#### Task goal
Nothing in the records may be left out or altered; reproduce them all exactly.

#### Dataset content

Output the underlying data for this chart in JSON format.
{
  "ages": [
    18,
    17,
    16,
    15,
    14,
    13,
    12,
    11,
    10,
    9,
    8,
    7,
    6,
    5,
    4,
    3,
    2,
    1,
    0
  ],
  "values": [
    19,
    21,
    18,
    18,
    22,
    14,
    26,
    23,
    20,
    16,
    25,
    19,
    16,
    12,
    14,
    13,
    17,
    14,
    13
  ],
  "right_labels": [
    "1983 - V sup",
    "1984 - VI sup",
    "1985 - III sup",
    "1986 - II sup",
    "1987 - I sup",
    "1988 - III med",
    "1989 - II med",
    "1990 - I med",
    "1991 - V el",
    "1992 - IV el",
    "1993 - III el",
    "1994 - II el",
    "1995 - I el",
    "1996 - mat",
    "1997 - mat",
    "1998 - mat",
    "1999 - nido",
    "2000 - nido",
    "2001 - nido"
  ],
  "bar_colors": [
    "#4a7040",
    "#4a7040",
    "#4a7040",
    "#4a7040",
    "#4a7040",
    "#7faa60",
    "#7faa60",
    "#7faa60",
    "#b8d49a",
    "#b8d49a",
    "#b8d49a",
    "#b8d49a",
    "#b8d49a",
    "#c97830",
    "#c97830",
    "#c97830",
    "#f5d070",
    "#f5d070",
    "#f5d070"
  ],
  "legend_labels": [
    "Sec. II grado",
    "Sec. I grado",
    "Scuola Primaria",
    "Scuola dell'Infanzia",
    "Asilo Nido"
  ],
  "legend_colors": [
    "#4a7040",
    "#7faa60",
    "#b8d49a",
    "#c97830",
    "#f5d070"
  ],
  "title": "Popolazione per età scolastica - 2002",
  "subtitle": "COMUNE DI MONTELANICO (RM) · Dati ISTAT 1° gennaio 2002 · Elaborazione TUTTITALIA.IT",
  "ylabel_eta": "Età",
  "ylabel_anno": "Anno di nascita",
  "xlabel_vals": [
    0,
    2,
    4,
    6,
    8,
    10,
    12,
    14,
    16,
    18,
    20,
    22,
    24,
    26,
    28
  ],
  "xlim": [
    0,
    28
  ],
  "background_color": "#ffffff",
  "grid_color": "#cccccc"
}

#### The output
Output the underlying data for this chart in JSON format.
{
  "ages": [
    18,
    17,
    16,
    15,
    14,
    13,
    12,
    11,
    10,
    9,
    8,
    7,
    6,
    5,
    4,
    3,
    2,
    1,
    0
  ],
  "values": [
    19,
    21,
    18,
    18,
    22,
    14,
    26,
    23,
    20,
    16,
    25,
    19,
    16,
    12,
    14,
    13,
    17,
    14,
    13
  ],
  "right_labels": [
    "1983 - V sup",
    "1984 - VI sup",
    "1985 - III sup",
    "1986 - II sup",
    "1987 - I sup",
    "1988 - III med",
    "1989 - II med",
    "1990 - I med",
    "1991 - V el",
    "1992 - IV el",
    "1993 - III el",
    "1994 - II el",
    "1995 - I el",
    "1996 - mat",
    "1997 - mat",
    "1998 - mat",
    "1999 - nido",
    "2000 - nido",
    "2001 - nido"
  ],
  "bar_colors": [
    "#4a7040",
    "#4a7040",
    "#4a7040",
    "#4a7040",
    "#4a7040",
    "#7faa60",
    "#7faa60",
    "#7faa60",
    "#b8d49a",
    "#b8d49a",
    "#b8d49a",
    "#b8d49a",
    "#b8d49a",
    "#c97830",
    "#c97830",
    "#c97830",
    "#f5d070",
    "#f5d070",
    "#f5d070"
  ],
  "legend_labels": [
    "Sec. II grado",
    "Sec. I grado",
    "Scuola Primaria",
    "Scuola dell'Infanzia",
    "Asilo Nido"
  ],
  "legend_colors": [
    "#4a7040",
    "#7faa60",
    "#b8d49a",
    "#c97830",
    "#f5d070"
  ],
  "title": "Popolazione per età scolastica - 2002",
  "subtitle": "COMUNE DI MONTELANICO (RM) · Dati ISTAT 1° gennaio 2002 · Elaborazione TUTTITALIA.IT",
  "ylabel_eta": "Età",
  "ylabel_anno": "Anno di nascita",
  "xlabel_vals": [
    0,
    2,
    4,
    6,
    8,
    10,
    12,
    14,
    16,
    18,
    20,
    22,
    24,
    26,
    28
  ],
  "xlim": [
    0,
    28
  ],
  "background_color": "#ffffff",
  "grid_color": "#cccccc"
}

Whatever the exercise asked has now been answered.